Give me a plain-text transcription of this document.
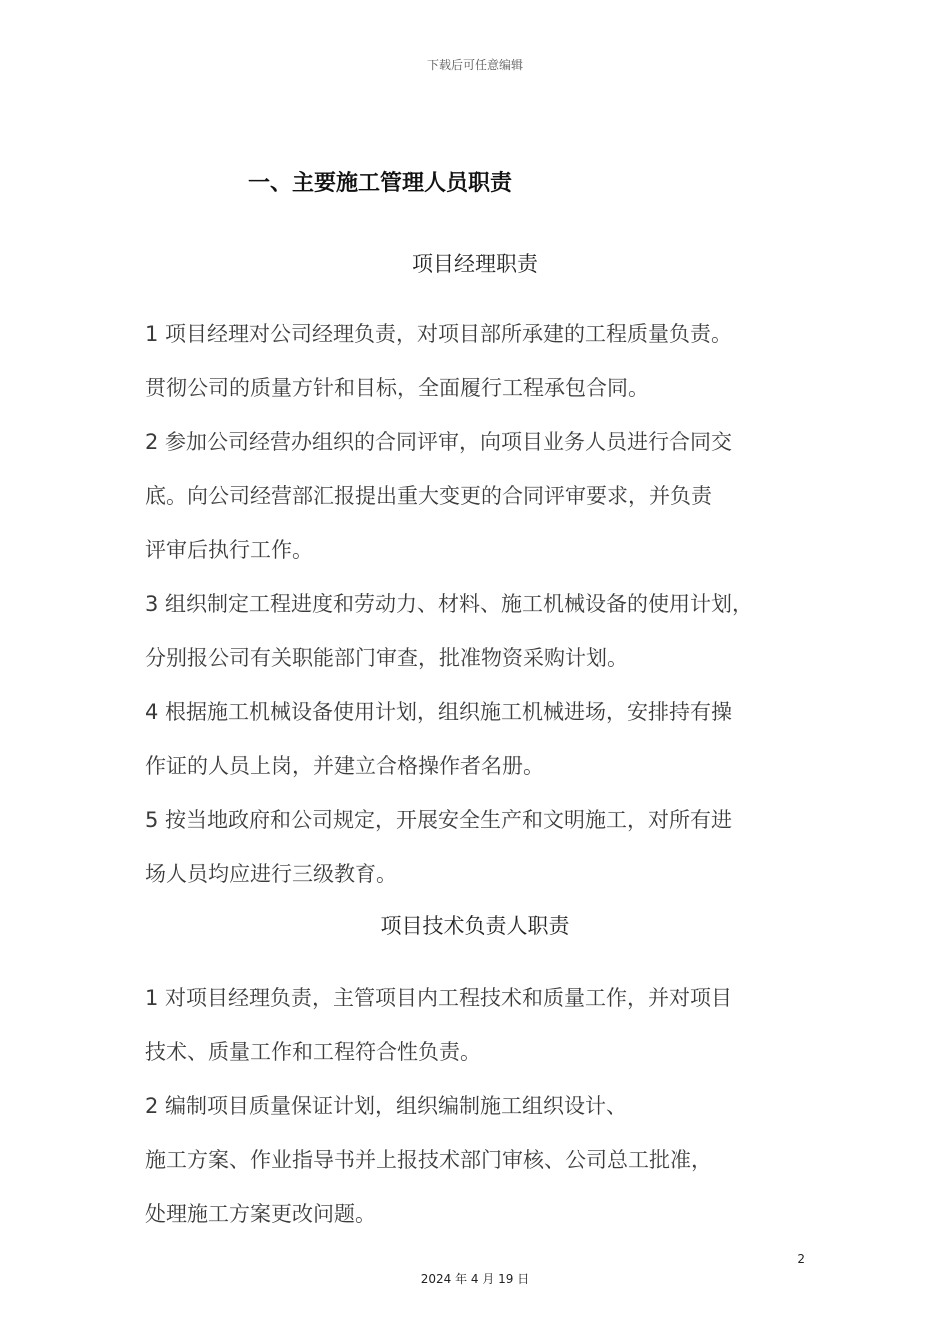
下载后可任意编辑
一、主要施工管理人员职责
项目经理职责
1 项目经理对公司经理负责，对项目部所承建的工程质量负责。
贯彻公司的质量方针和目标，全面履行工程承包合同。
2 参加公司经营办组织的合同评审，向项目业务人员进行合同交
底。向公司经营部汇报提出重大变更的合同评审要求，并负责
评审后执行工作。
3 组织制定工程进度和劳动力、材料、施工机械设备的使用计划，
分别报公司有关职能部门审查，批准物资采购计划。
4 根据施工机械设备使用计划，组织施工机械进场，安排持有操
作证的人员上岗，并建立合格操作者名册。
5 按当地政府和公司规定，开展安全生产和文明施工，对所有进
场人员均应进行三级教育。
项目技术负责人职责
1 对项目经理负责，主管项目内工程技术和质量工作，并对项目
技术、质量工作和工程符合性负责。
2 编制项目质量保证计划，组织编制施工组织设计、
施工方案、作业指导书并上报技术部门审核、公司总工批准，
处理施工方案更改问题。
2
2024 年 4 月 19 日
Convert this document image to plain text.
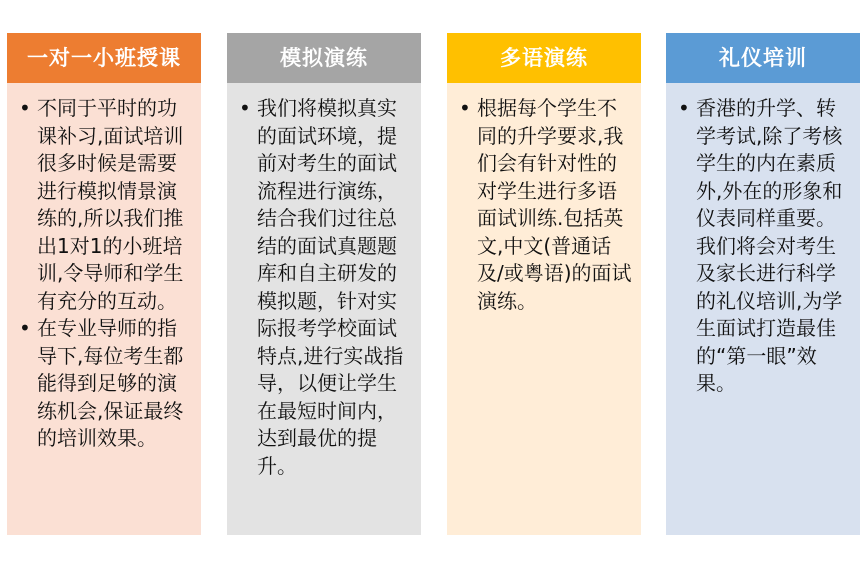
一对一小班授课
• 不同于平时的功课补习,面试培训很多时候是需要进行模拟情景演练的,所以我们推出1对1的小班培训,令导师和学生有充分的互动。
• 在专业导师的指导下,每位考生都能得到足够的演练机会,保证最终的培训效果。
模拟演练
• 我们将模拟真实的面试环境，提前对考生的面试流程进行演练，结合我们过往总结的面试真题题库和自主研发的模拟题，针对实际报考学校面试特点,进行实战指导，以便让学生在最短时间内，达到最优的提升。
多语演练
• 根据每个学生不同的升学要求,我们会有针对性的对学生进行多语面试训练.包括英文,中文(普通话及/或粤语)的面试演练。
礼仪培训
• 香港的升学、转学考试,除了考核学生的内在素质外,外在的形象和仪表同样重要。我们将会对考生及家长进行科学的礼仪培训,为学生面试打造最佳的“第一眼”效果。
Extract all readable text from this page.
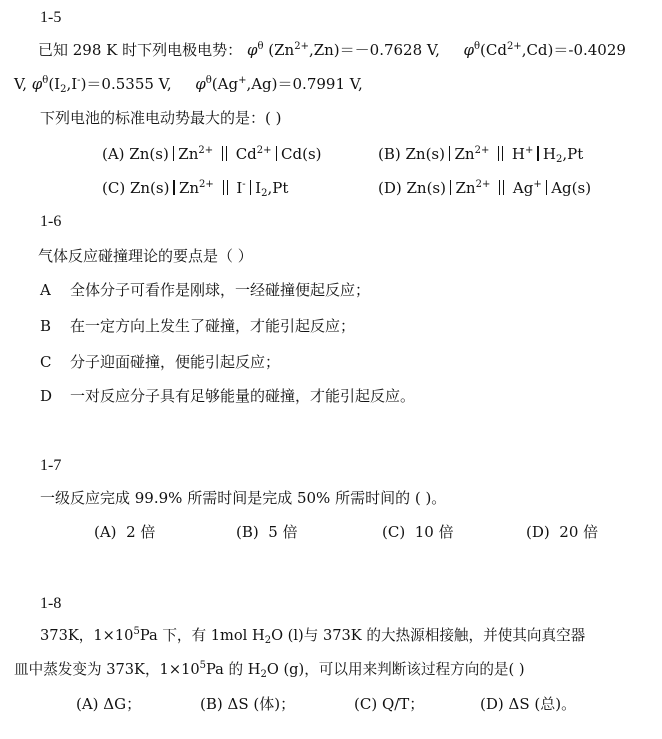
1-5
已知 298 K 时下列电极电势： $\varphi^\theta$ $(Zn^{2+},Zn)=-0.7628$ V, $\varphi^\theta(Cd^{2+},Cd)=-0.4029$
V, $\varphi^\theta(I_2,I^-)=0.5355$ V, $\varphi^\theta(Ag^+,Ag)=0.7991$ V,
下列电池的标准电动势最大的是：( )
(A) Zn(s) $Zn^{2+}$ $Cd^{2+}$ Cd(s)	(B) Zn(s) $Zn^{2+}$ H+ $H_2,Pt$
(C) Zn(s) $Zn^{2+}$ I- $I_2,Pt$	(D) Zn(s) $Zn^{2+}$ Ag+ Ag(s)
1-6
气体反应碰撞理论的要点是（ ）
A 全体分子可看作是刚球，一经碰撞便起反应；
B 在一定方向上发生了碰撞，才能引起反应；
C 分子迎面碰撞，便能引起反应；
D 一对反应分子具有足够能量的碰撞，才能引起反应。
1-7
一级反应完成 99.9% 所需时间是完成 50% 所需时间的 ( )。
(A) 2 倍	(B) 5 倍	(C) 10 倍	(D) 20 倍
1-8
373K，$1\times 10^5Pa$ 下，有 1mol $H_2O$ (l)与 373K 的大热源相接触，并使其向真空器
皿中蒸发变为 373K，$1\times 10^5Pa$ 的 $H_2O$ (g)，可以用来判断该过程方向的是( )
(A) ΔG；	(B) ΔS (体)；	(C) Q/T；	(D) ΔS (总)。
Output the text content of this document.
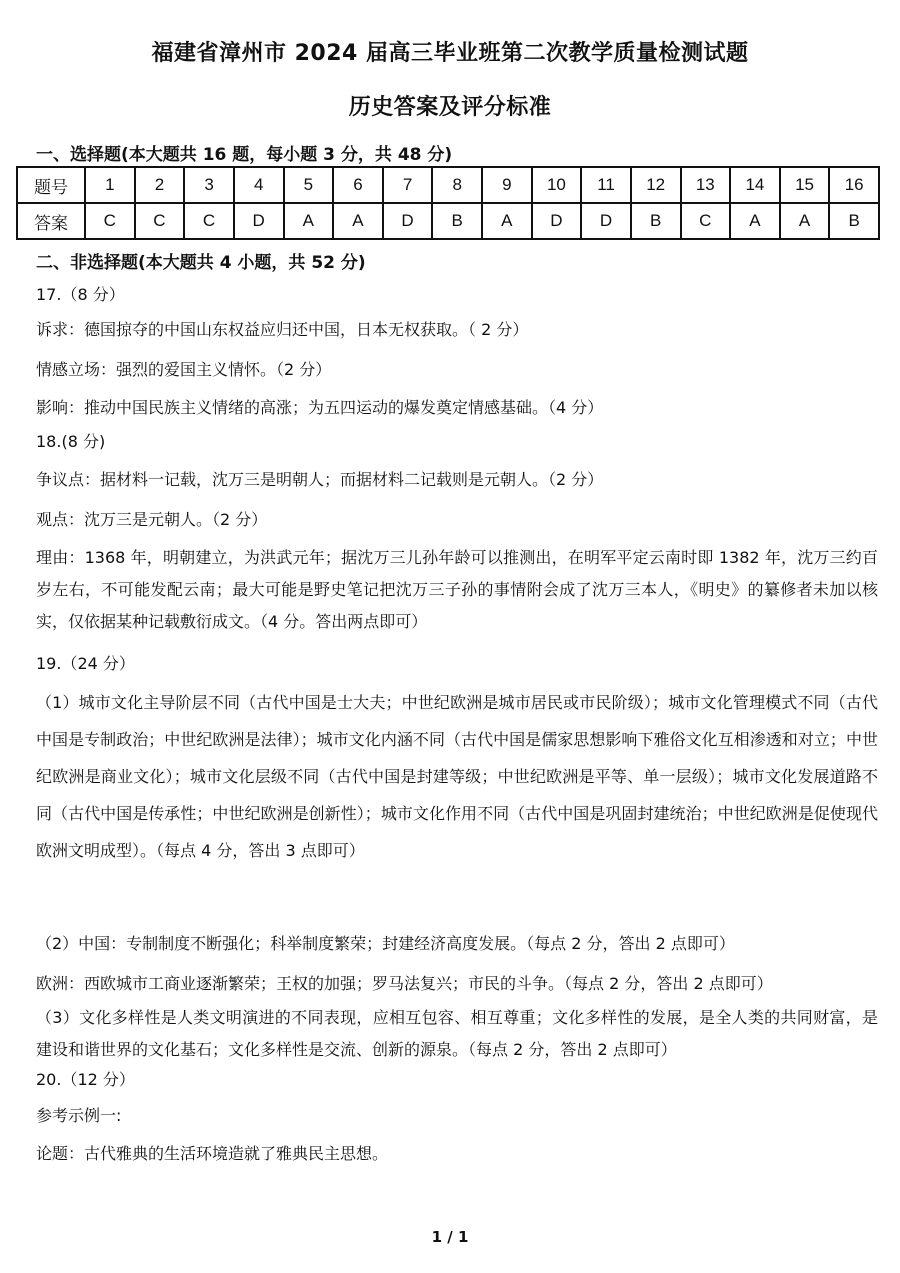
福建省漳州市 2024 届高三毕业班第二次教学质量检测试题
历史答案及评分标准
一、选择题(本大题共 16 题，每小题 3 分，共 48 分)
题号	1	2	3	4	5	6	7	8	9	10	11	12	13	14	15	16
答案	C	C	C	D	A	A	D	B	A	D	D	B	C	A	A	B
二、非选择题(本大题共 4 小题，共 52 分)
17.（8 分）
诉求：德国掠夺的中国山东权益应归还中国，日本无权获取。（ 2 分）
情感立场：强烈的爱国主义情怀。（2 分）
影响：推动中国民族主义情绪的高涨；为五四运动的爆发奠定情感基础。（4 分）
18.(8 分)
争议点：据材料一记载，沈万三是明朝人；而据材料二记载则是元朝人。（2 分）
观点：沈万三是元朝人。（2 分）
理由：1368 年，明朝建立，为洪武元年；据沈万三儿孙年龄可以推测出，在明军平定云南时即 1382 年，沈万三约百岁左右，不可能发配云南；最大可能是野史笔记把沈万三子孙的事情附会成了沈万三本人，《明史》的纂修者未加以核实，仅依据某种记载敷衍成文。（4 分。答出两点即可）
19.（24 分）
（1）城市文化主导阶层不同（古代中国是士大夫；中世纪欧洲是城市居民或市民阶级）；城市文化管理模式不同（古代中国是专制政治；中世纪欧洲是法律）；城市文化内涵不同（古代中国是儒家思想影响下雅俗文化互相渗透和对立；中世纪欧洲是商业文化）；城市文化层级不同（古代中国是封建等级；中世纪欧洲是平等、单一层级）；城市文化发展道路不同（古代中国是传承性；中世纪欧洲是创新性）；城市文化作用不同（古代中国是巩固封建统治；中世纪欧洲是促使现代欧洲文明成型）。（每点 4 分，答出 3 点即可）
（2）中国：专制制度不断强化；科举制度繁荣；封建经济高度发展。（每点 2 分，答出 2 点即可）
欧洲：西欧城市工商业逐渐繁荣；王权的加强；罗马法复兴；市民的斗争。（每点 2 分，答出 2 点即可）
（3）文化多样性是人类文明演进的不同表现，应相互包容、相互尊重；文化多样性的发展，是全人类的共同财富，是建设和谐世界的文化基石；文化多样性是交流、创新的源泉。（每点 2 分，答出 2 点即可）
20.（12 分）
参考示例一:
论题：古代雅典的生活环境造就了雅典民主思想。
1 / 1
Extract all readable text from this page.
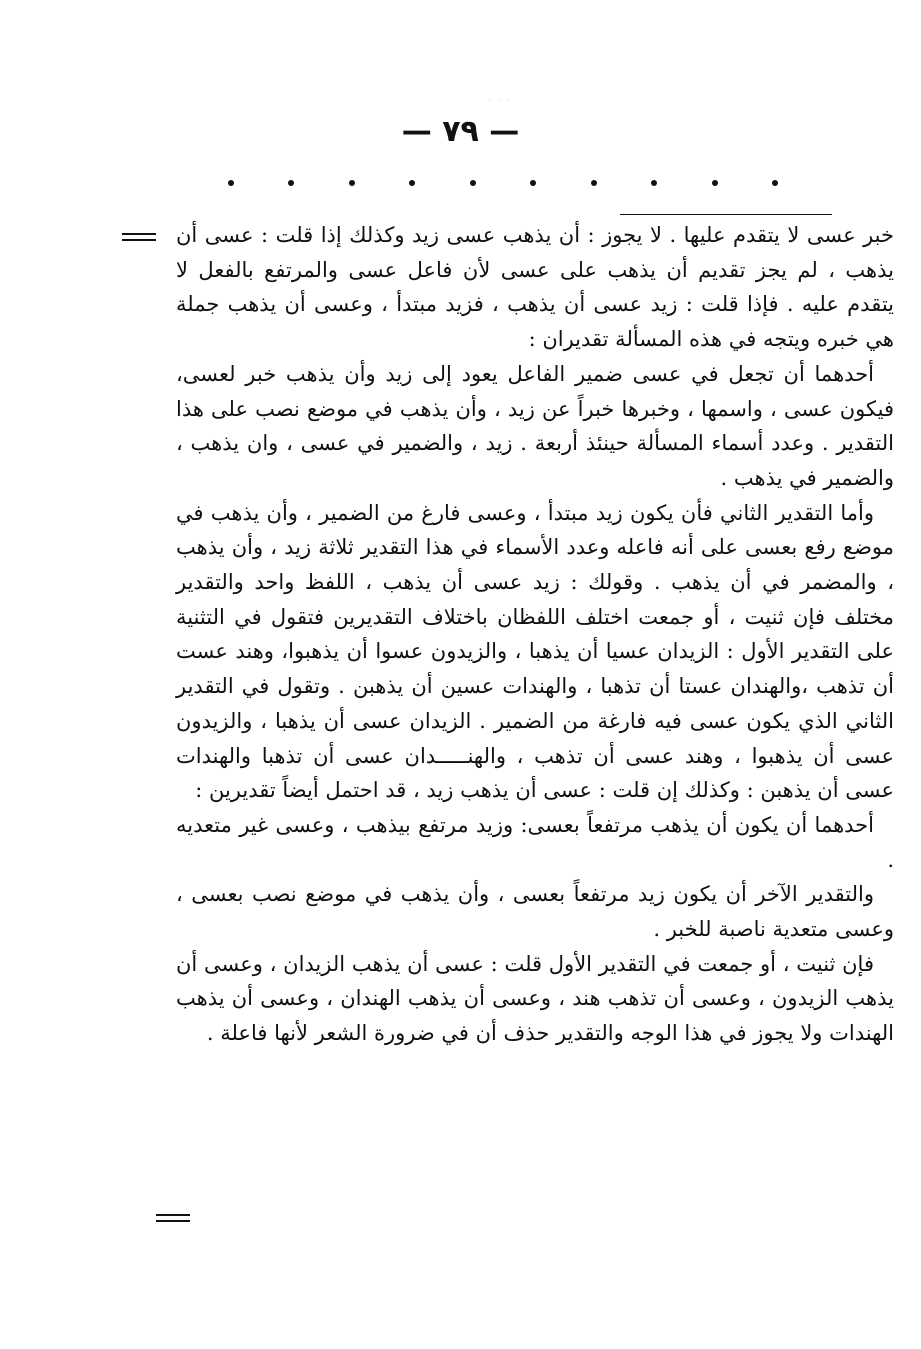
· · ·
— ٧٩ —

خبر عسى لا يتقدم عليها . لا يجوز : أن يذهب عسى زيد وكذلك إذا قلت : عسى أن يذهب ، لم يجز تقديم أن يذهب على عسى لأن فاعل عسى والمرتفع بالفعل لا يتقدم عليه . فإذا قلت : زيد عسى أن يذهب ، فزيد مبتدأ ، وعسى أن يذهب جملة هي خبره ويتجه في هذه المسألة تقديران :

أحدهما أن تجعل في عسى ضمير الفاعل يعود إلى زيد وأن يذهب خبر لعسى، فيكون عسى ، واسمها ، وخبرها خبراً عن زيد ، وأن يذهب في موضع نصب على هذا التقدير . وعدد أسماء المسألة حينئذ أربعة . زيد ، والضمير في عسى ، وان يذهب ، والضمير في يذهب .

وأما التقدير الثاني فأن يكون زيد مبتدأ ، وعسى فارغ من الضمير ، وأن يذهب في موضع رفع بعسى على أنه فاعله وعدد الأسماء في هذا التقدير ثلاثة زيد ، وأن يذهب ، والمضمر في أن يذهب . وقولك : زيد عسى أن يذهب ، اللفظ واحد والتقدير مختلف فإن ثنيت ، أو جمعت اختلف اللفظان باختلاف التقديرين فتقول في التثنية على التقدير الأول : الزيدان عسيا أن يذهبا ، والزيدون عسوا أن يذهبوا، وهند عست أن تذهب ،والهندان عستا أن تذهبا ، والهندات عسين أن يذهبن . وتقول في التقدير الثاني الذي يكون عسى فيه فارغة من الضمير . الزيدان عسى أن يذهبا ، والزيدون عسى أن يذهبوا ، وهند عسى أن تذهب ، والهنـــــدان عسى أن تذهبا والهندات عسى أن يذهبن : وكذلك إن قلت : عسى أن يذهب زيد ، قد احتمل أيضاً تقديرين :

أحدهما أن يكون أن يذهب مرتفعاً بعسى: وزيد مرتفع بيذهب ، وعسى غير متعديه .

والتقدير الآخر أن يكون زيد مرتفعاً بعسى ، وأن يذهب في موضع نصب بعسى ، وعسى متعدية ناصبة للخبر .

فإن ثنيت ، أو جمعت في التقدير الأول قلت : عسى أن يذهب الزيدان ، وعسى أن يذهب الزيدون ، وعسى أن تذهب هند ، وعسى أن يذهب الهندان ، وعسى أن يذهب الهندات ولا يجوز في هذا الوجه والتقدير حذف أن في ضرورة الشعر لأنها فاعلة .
========
Direction: Check each line of the data above for the word "theta" and say how many lines have it. Give the number alone.

Right answer: 2